Give all the lines below again, exactly, with no pictures.

## Start

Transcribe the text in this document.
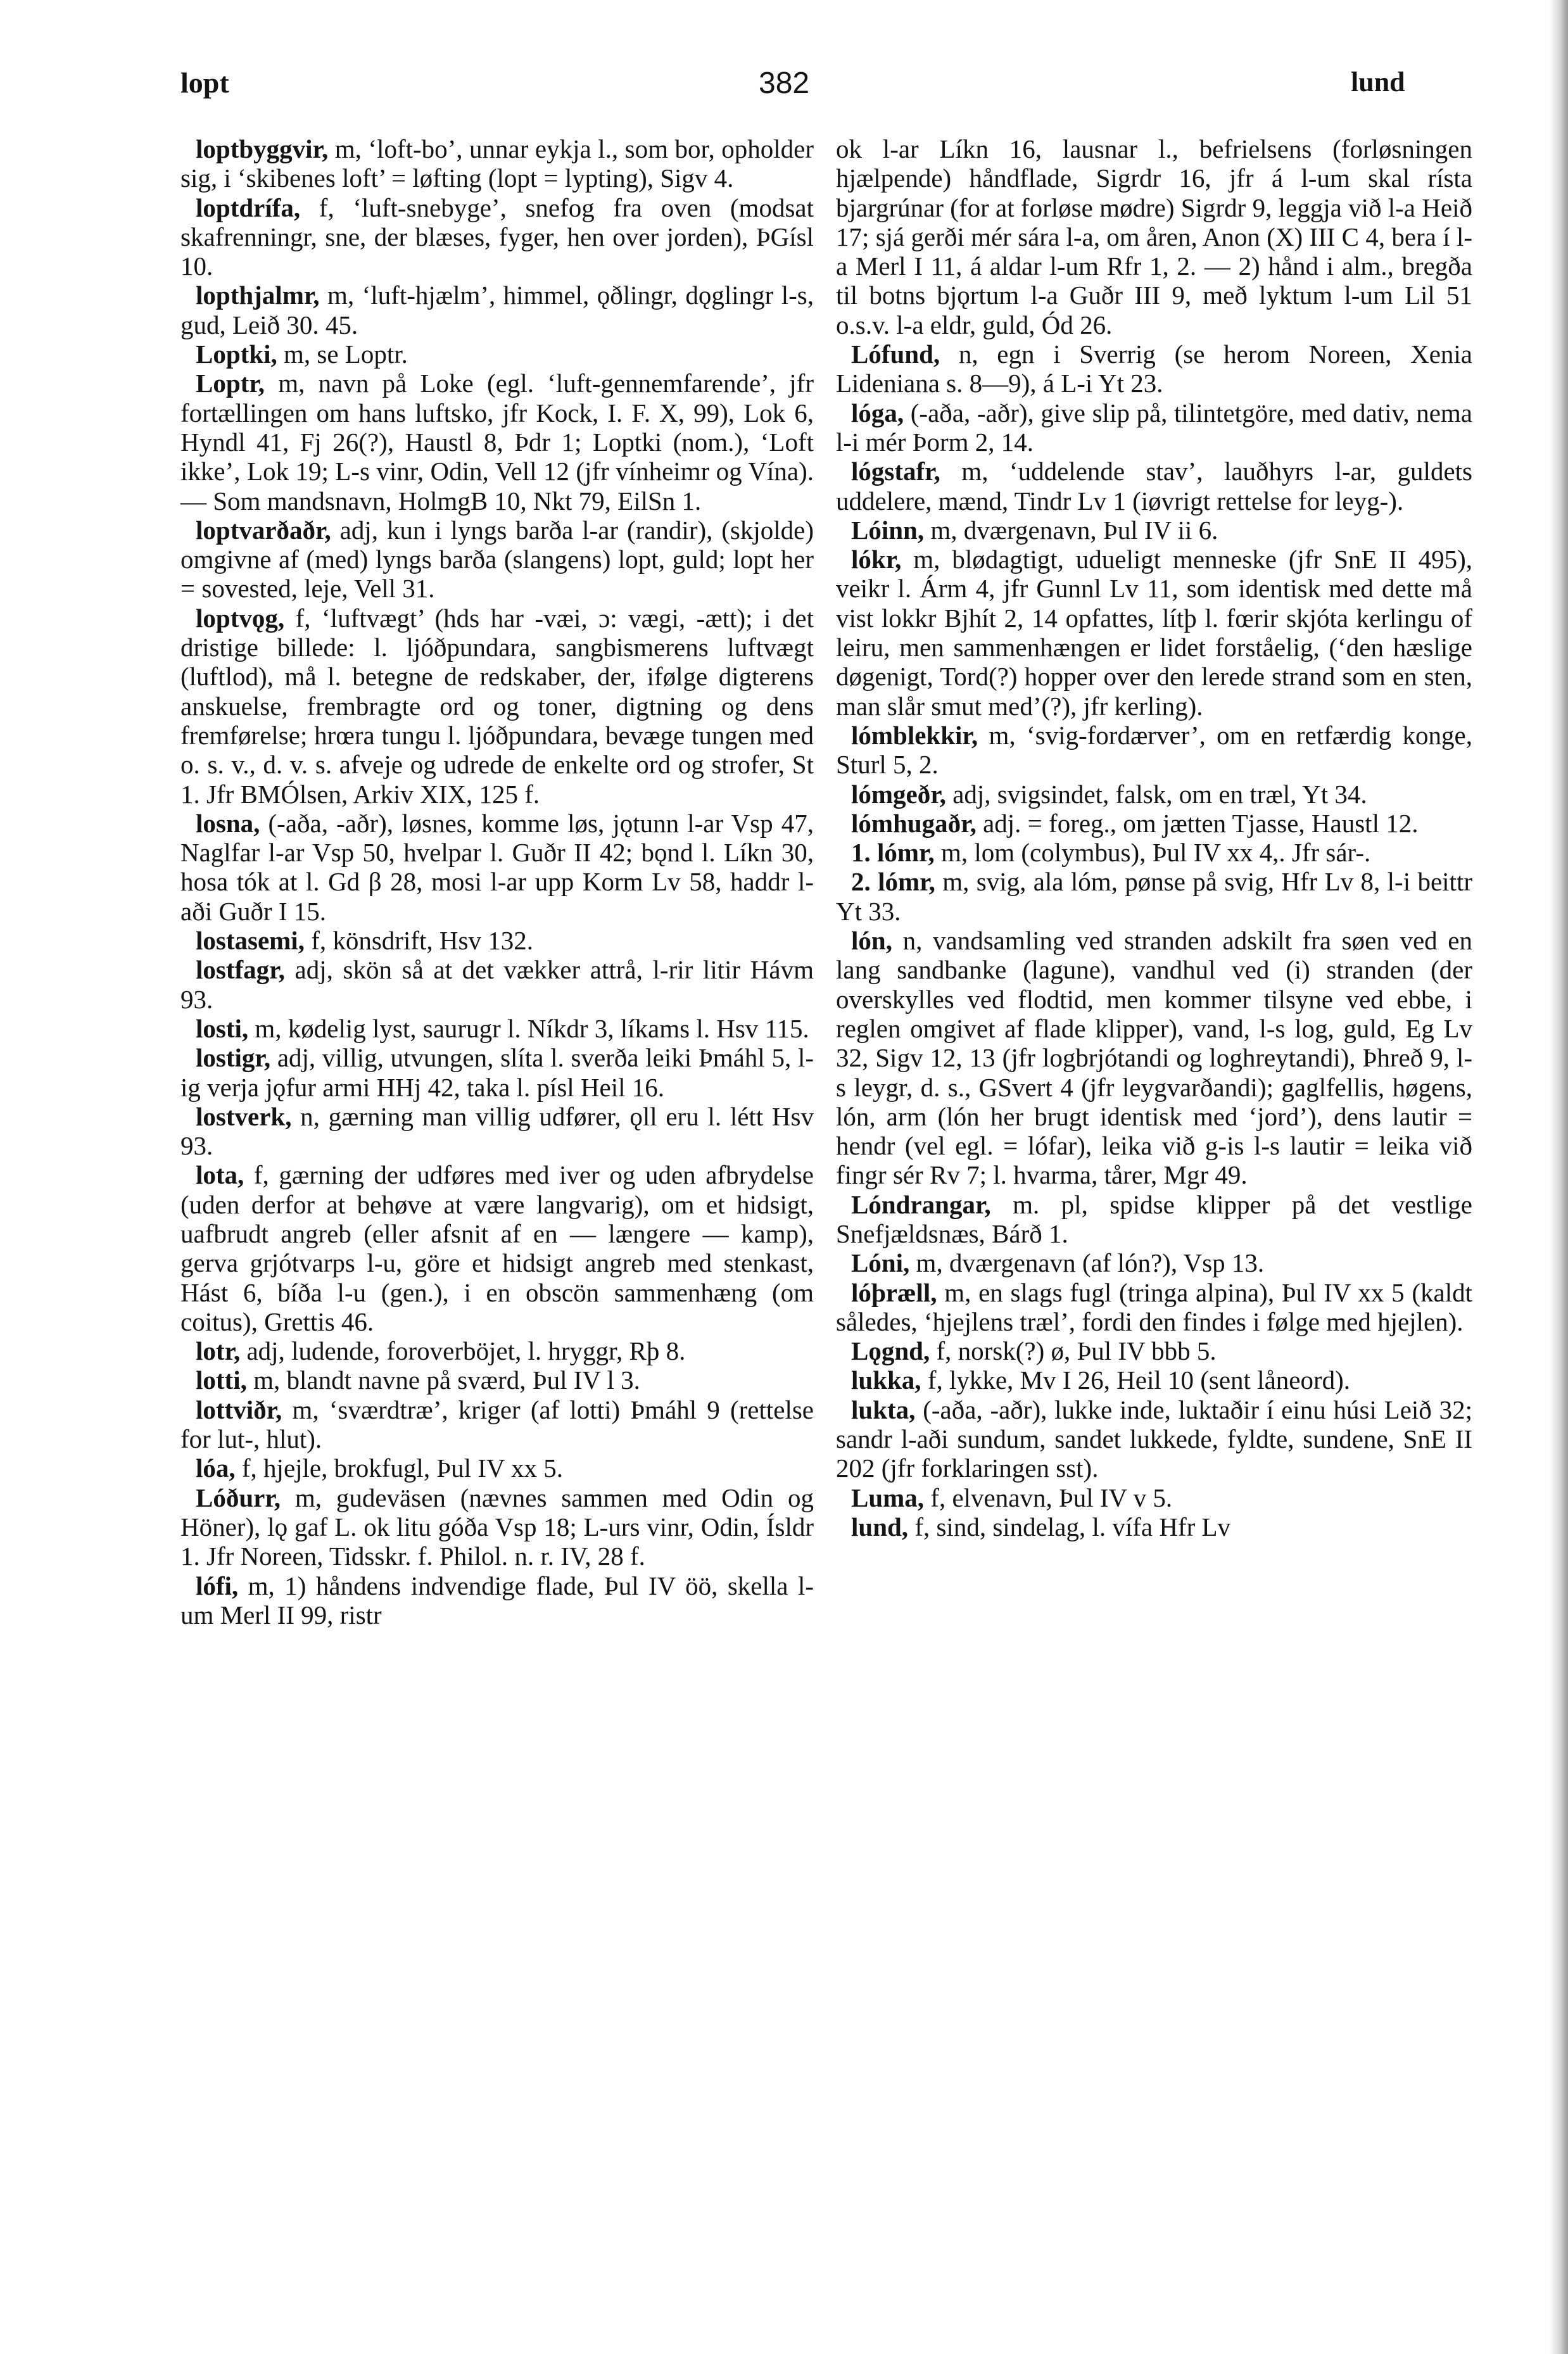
lopt	382	lund

loptbyggvir, m, ‘loft-bo’, unnar eykja l., som bor, opholder sig, i ‘skibenes loft’ = løfting (lopt = lypting), Sigv 4.

loptdrífa, f, ‘luft-snebyge’, snefog fra oven (modsat skafrenningr, sne, der blæses, fyger, hen over jorden), ÞGísl 10.

lopthjalmr, m, ‘luft-hjælm’, himmel, ǫðlingr, dǫglingr l-s, gud, Leið 30. 45.

Loptki, m, se Loptr.

Loptr, m, navn på Loke (egl. ‘luft-gennemfarende’, jfr fortællingen om hans luftsko, jfr Kock, I. F. X, 99), Lok 6, Hyndl 41, Fj 26(?), Haustl 8, Þdr 1; Loptki (nom.), ‘Loft ikke’, Lok 19; L-s vinr, Odin, Vell 12 (jfr vínheimr og Vína). — Som mandsnavn, HolmgB 10, Nkt 79, EilSn 1.

loptvarðaðr, adj, kun i lyngs barða l-ar (randir), (skjolde) omgivne af (med) lyngs barða (slangens) lopt, guld; lopt her = sovested, leje, Vell 31.

loptvǫg, f, ‘luftvægt’ (hds har -væi, ɔ: vægi, -ætt); i det dristige billede: l. ljóðpundara, sangbismerens luftvægt (luftlod), må l. betegne de redskaber, der, ifølge digterens anskuelse, frembragte ord og toner, digtning og dens fremførelse; hrœra tungu l. ljóðpundara, bevæge tungen med o. s. v., d. v. s. afveje og udrede de enkelte ord og strofer, St 1. Jfr BMÓlsen, Arkiv XIX, 125 f.

losna, (-aða, -aðr), løsnes, komme løs, jǫtunn l-ar Vsp 47, Naglfar l-ar Vsp 50, hvelpar l. Guðr II 42; bǫnd l. Líkn 30, hosa tók at l. Gd β 28, mosi l-ar upp Korm Lv 58, haddr l-aði Guðr I 15.

lostasemi, f, könsdrift, Hsv 132.

lostfagr, adj, skön så at det vækker attrå, l-rir litir Hávm 93.

losti, m, kødelig lyst, saurugr l. Níkdr 3, líkams l. Hsv 115.

lostigr, adj, villig, utvungen, slíta l. sverða leiki Þmáhl 5, l-ig verja jǫfur armi HHj 42, taka l. písl Heil 16.

lostverk, n, gærning man villig udfører, ǫll eru l. létt Hsv 93.

lota, f, gærning der udføres med iver og uden afbrydelse (uden derfor at behøve at være langvarig), om et hidsigt, uafbrudt angreb (eller afsnit af en — længere — kamp), gerva grjótvarps l-u, göre et hidsigt angreb med stenkast, Hást 6, bíða l-u (gen.), i en obscön sammenhæng (om coitus), Grettis 46.

lotr, adj, ludende, foroverböjet, l. hryggr, Rþ 8.

lotti, m, blandt navne på sværd, Þul IV l 3.

lottviðr, m, ‘sværdtræ’, kriger (af lotti) Þmáhl 9 (rettelse for lut-, hlut).

lóa, f, hjejle, brokfugl, Þul IV xx 5.

Lóðurr, m, gudeväsen (nævnes sammen med Odin og Höner), lǫ gaf L. ok litu góða Vsp 18; L-urs vinr, Odin, Ísldr 1. Jfr Noreen, Tidsskr. f. Philol. n. r. IV, 28 f.

lófi, m, 1) håndens indvendige flade, Þul IV öö, skella l-um Merl II 99, ristr

ok l-ar Líkn 16, lausnar l., befrielsens (forløsningen hjælpende) håndflade, Sigrdr 16, jfr á l-um skal rísta bjargrúnar (for at forløse mødre) Sigrdr 9, leggja við l-a Heið 17; sjá gerði mér sára l-a, om åren, Anon (X) III C 4, bera í l-a Merl I 11, á aldar l-um Rfr 1, 2. — 2) hånd i alm., bregða til botns bjǫrtum l-a Guðr III 9, með lyktum l-um Lil 51 o.s.v. l-a eldr, guld, Ód 26.

Lófund, n, egn i Sverrig (se herom Noreen, Xenia Lideniana s. 8—9), á L-i Yt 23.

lóga, (-aða, -aðr), give slip på, tilintetgöre, med dativ, nema l-i mér Þorm 2, 14.

lógstafr, m, ‘uddelende stav’, lauðhyrs l-ar, guldets uddelere, mænd, Tindr Lv 1 (iøvrigt rettelse for leyg-).

Lóinn, m, dværgenavn, Þul IV ii 6.

lókr, m, blødagtigt, udueligt menneske (jfr SnE II 495), veikr l. Árm 4, jfr Gunnl Lv 11, som identisk med dette må vist lokkr Bjhít 2, 14 opfattes, lítþ l. fœrir skjóta kerlingu of leiru, men sammenhængen er lidet forståelig, (‘den hæslige døgenigt, Tord(?) hopper over den lerede strand som en sten, man slår smut med’(?), jfr kerling).

lómblekkir, m, ‘svig-fordærver’, om en retfærdig konge, Sturl 5, 2.

lómgeðr, adj, svigsindet, falsk, om en træl, Yt 34.

lómhugaðr, adj. = foreg., om jætten Tjasse, Haustl 12.

1. lómr, m, lom (colymbus), Þul IV xx 4,. Jfr sár-.

2. lómr, m, svig, ala lóm, pønse på svig, Hfr Lv 8, l-i beittr Yt 33.

lón, n, vandsamling ved stranden adskilt fra søen ved en lang sandbanke (lagune), vandhul ved (i) stranden (der overskylles ved flodtid, men kommer tilsyne ved ebbe, i reglen omgivet af flade klipper), vand, l-s log, guld, Eg Lv 32, Sigv 12, 13 (jfr logbrjótandi og loghreytandi), Þhreð 9, l-s leygr, d. s., GSvert 4 (jfr leygvarðandi); gaglfellis, høgens, lón, arm (lón her brugt identisk med ‘jord’), dens lautir = hendr (vel egl. = lófar), leika við g-is l-s lautir = leika við fingr sér Rv 7; l. hvarma, tårer, Mgr 49.

Lóndrangar, m. pl, spidse klipper på det vestlige Snefjældsnæs, Bárð 1.

Lóni, m, dværgenavn (af lón?), Vsp 13.

lóþræll, m, en slags fugl (tringa alpina), Þul IV xx 5 (kaldt således, ‘hjejlens træl’, fordi den findes i følge med hjejlen).

Lǫgnd, f, norsk(?) ø, Þul IV bbb 5.

lukka, f, lykke, Mv I 26, Heil 10 (sent låneord).

lukta, (-aða, -aðr), lukke inde, luktaðir í einu húsi Leið 32; sandr l-aði sundum, sandet lukkede, fyldte, sundene, SnE II 202 (jfr forklaringen sst).

Luma, f, elvenavn, Þul IV v 5.

lund, f, sind, sindelag, l. vífa Hfr Lv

## End

§ Task output
Transcribe the text in this document.
lopt	382	lund

loptbyggvir, m, ‘loft-bo’, unnar eykja l., som bor, opholder sig, i ‘skibenes loft’ = løfting (lopt = lypting), Sigv 4.

loptdrífa, f, ‘luft-snebyge’, snefog fra oven (modsat skafrenningr, sne, der blæses, fyger, hen over jorden), ÞGísl 10.

lopthjalmr, m, ‘luft-hjælm’, himmel, ǫðlingr, dǫglingr l-s, gud, Leið 30. 45.

Loptki, m, se Loptr.

Loptr, m, navn på Loke (egl. ‘luft-gennemfarende’, jfr fortællingen om hans luftsko, jfr Kock, I. F. X, 99), Lok 6, Hyndl 41, Fj 26(?), Haustl 8, Þdr 1; Loptki (nom.), ‘Loft ikke’, Lok 19; L-s vinr, Odin, Vell 12 (jfr vínheimr og Vína). — Som mandsnavn, HolmgB 10, Nkt 79, EilSn 1.

loptvarðaðr, adj, kun i lyngs barða l-ar (randir), (skjolde) omgivne af (med) lyngs barða (slangens) lopt, guld; lopt her = sovested, leje, Vell 31.

loptvǫg, f, ‘luftvægt’ (hds har -væi, ɔ: vægi, -ætt); i det dristige billede: l. ljóðpundara, sangbismerens luftvægt (luftlod), må l. betegne de redskaber, der, ifølge digterens anskuelse, frembragte ord og toner, digtning og dens fremførelse; hrœra tungu l. ljóðpundara, bevæge tungen med o. s. v., d. v. s. afveje og udrede de enkelte ord og strofer, St 1. Jfr BMÓlsen, Arkiv XIX, 125 f.

losna, (-aða, -aðr), løsnes, komme løs, jǫtunn l-ar Vsp 47, Naglfar l-ar Vsp 50, hvelpar l. Guðr II 42; bǫnd l. Líkn 30, hosa tók at l. Gd β 28, mosi l-ar upp Korm Lv 58, haddr l-aði Guðr I 15.

lostasemi, f, könsdrift, Hsv 132.

lostfagr, adj, skön så at det vækker attrå, l-rir litir Hávm 93.

losti, m, kødelig lyst, saurugr l. Níkdr 3, líkams l. Hsv 115.

lostigr, adj, villig, utvungen, slíta l. sverða leiki Þmáhl 5, l-ig verja jǫfur armi HHj 42, taka l. písl Heil 16.

lostverk, n, gærning man villig udfører, ǫll eru l. létt Hsv 93.

lota, f, gærning der udføres med iver og uden afbrydelse (uden derfor at behøve at være langvarig), om et hidsigt, uafbrudt angreb (eller afsnit af en — længere — kamp), gerva grjótvarps l-u, göre et hidsigt angreb med stenkast, Hást 6, bíða l-u (gen.), i en obscön sammenhæng (om coitus), Grettis 46.

lotr, adj, ludende, foroverböjet, l. hryggr, Rþ 8.

lotti, m, blandt navne på sværd, Þul IV l 3.

lottviðr, m, ‘sværdtræ’, kriger (af lotti) Þmáhl 9 (rettelse for lut-, hlut).

lóa, f, hjejle, brokfugl, Þul IV xx 5.

Lóðurr, m, gudeväsen (nævnes sammen med Odin og Höner), lǫ gaf L. ok litu góða Vsp 18; L-urs vinr, Odin, Ísldr 1. Jfr Noreen, Tidsskr. f. Philol. n. r. IV, 28 f.

lófi, m, 1) håndens indvendige flade, Þul IV öö, skella l-um Merl II 99, ristr

ok l-ar Líkn 16, lausnar l., befrielsens (forløsningen hjælpende) håndflade, Sigrdr 16, jfr á l-um skal rísta bjargrúnar (for at forløse mødre) Sigrdr 9, leggja við l-a Heið 17; sjá gerði mér sára l-a, om åren, Anon (X) III C 4, bera í l-a Merl I 11, á aldar l-um Rfr 1, 2. — 2) hånd i alm., bregða til botns bjǫrtum l-a Guðr III 9, með lyktum l-um Lil 51 o.s.v. l-a eldr, guld, Ód 26.

Lófund, n, egn i Sverrig (se herom Noreen, Xenia Lideniana s. 8—9), á L-i Yt 23.

lóga, (-aða, -aðr), give slip på, tilintetgöre, med dativ, nema l-i mér Þorm 2, 14.

lógstafr, m, ‘uddelende stav’, lauðhyrs l-ar, guldets uddelere, mænd, Tindr Lv 1 (iøvrigt rettelse for leyg-).

Lóinn, m, dværgenavn, Þul IV ii 6.

lókr, m, blødagtigt, udueligt menneske (jfr SnE II 495), veikr l. Árm 4, jfr Gunnl Lv 11, som identisk med dette må vist lokkr Bjhít 2, 14 opfattes, lítþ l. fœrir skjóta kerlingu of leiru, men sammenhængen er lidet forståelig, (‘den hæslige døgenigt, Tord(?) hopper over den lerede strand som en sten, man slår smut med’(?), jfr kerling).

lómblekkir, m, ‘svig-fordærver’, om en retfærdig konge, Sturl 5, 2.

lómgeðr, adj, svigsindet, falsk, om en træl, Yt 34.

lómhugaðr, adj. = foreg., om jætten Tjasse, Haustl 12.

1. lómr, m, lom (colymbus), Þul IV xx 4,. Jfr sár-.

2. lómr, m, svig, ala lóm, pønse på svig, Hfr Lv 8, l-i beittr Yt 33.

lón, n, vandsamling ved stranden adskilt fra søen ved en lang sandbanke (lagune), vandhul ved (i) stranden (der overskylles ved flodtid, men kommer tilsyne ved ebbe, i reglen omgivet af flade klipper), vand, l-s log, guld, Eg Lv 32, Sigv 12, 13 (jfr logbrjótandi og loghreytandi), Þhreð 9, l-s leygr, d. s., GSvert 4 (jfr leygvarðandi); gaglfellis, høgens, lón, arm (lón her brugt identisk med ‘jord’), dens lautir = hendr (vel egl. = lófar), leika við g-is l-s lautir = leika við fingr sér Rv 7; l. hvarma, tårer, Mgr 49.

Lóndrangar, m. pl, spidse klipper på det vestlige Snefjældsnæs, Bárð 1.

Lóni, m, dværgenavn (af lón?), Vsp 13.

lóþræll, m, en slags fugl (tringa alpina), Þul IV xx 5 (kaldt således, ‘hjejlens træl’, fordi den findes i følge med hjejlen).

Lǫgnd, f, norsk(?) ø, Þul IV bbb 5.

lukka, f, lykke, Mv I 26, Heil 10 (sent låneord).

lukta, (-aða, -aðr), lukke inde, luktaðir í einu húsi Leið 32; sandr l-aði sundum, sandet lukkede, fyldte, sundene, SnE II 202 (jfr forklaringen sst).

Luma, f, elvenavn, Þul IV v 5.

lund, f, sind, sindelag, l. vífa Hfr Lv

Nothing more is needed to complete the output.